WHAT YOU WILL DO: Reproduce the material word for word; the images stay out.

^^^^

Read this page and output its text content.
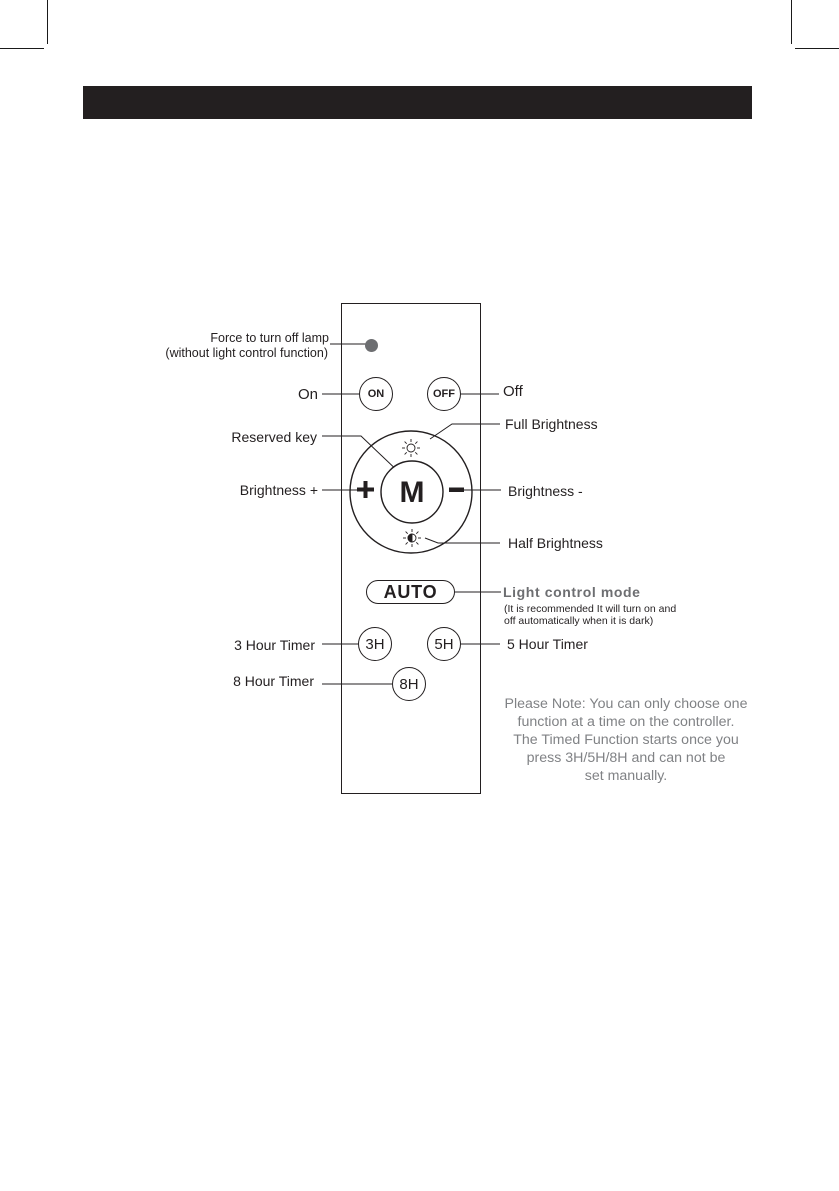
ON	OFF
M
AUTO
3H	5H
8H
Force to turn off lamp
(without light control function)
On	Off
Full Brightness
Reserved key
Brightness +	Brightness -
Half Brightness
Light control mode
(It is recommended It will turn on and
off automatically when it is dark)
3 Hour Timer	5 Hour Timer
8 Hour Timer
Please Note: You can only choose one
function at a time on the controller.
The Timed Function starts once you
press 3H/5H/8H and can not be
set manually.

^^^^

SOLUTION TO THIS EXERCISE:
Read this page and output its text content.
ON	OFF
M
AUTO
3H	5H
8H
Force to turn off lamp
(without light control function)
On	Off
Full Brightness
Reserved key
Brightness +	Brightness -
Half Brightness
Light control mode
(It is recommended It will turn on and
off automatically when it is dark)
3 Hour Timer	5 Hour Timer
8 Hour Timer
Please Note: You can only choose one
function at a time on the controller.
The Timed Function starts once you
press 3H/5H/8H and can not be
set manually.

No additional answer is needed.